Stored entries

---*---

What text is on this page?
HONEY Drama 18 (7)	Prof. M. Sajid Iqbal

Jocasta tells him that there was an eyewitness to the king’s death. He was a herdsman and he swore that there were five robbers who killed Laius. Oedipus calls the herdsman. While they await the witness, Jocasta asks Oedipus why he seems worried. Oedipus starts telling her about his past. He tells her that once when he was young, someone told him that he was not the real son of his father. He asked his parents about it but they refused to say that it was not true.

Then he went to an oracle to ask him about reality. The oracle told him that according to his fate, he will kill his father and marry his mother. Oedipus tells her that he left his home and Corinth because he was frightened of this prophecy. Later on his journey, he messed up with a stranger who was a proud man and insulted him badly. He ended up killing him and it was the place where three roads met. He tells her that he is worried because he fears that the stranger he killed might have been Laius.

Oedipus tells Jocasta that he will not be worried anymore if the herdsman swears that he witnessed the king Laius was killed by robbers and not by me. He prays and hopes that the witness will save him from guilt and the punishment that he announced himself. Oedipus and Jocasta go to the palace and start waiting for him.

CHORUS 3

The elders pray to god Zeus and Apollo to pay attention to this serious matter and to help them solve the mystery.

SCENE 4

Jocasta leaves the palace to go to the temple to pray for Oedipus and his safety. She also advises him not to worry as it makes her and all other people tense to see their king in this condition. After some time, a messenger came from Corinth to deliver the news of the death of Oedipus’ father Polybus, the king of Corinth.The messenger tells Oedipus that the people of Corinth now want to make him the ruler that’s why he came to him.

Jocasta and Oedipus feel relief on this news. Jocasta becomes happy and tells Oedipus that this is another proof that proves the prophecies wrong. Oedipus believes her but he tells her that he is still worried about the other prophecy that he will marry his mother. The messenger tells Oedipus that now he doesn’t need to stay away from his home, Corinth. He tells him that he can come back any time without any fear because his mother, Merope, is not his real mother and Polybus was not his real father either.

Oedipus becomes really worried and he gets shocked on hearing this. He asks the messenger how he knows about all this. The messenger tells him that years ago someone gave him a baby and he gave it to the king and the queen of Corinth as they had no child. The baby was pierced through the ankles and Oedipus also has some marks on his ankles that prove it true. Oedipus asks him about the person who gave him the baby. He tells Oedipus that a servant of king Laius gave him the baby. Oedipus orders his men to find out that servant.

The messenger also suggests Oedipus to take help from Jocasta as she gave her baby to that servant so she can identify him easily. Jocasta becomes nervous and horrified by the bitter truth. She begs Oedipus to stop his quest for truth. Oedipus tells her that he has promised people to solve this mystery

---*---

Task instructions —
Write the data from above out again, exactly.

Answer for the task —
What text is on this page?
HONEY Drama 18 (7)	Prof. M. Sajid Iqbal

Jocasta tells him that there was an eyewitness to the king’s death. He was a herdsman and he swore that there were five robbers who killed Laius. Oedipus calls the herdsman. While they await the witness, Jocasta asks Oedipus why he seems worried. Oedipus starts telling her about his past. He tells her that once when he was young, someone told him that he was not the real son of his father. He asked his parents about it but they refused to say that it was not true.

Then he went to an oracle to ask him about reality. The oracle told him that according to his fate, he will kill his father and marry his mother. Oedipus tells her that he left his home and Corinth because he was frightened of this prophecy. Later on his journey, he messed up with a stranger who was a proud man and insulted him badly. He ended up killing him and it was the place where three roads met. He tells her that he is worried because he fears that the stranger he killed might have been Laius.

Oedipus tells Jocasta that he will not be worried anymore if the herdsman swears that he witnessed the king Laius was killed by robbers and not by me. He prays and hopes that the witness will save him from guilt and the punishment that he announced himself. Oedipus and Jocasta go to the palace and start waiting for him.

CHORUS 3

The elders pray to god Zeus and Apollo to pay attention to this serious matter and to help them solve the mystery.

SCENE 4

Jocasta leaves the palace to go to the temple to pray for Oedipus and his safety. She also advises him not to worry as it makes her and all other people tense to see their king in this condition. After some time, a messenger came from Corinth to deliver the news of the death of Oedipus’ father Polybus, the king of Corinth.The messenger tells Oedipus that the people of Corinth now want to make him the ruler that’s why he came to him.

Jocasta and Oedipus feel relief on this news. Jocasta becomes happy and tells Oedipus that this is another proof that proves the prophecies wrong. Oedipus believes her but he tells her that he is still worried about the other prophecy that he will marry his mother. The messenger tells Oedipus that now he doesn’t need to stay away from his home, Corinth. He tells him that he can come back any time without any fear because his mother, Merope, is not his real mother and Polybus was not his real father either.

Oedipus becomes really worried and he gets shocked on hearing this. He asks the messenger how he knows about all this. The messenger tells him that years ago someone gave him a baby and he gave it to the king and the queen of Corinth as they had no child. The baby was pierced through the ankles and Oedipus also has some marks on his ankles that prove it true. Oedipus asks him about the person who gave him the baby. He tells Oedipus that a servant of king Laius gave him the baby. Oedipus orders his men to find out that servant.

The messenger also suggests Oedipus to take help from Jocasta as she gave her baby to that servant so she can identify him easily. Jocasta becomes nervous and horrified by the bitter truth. She begs Oedipus to stop his quest for truth. Oedipus tells her that he has promised people to solve this mystery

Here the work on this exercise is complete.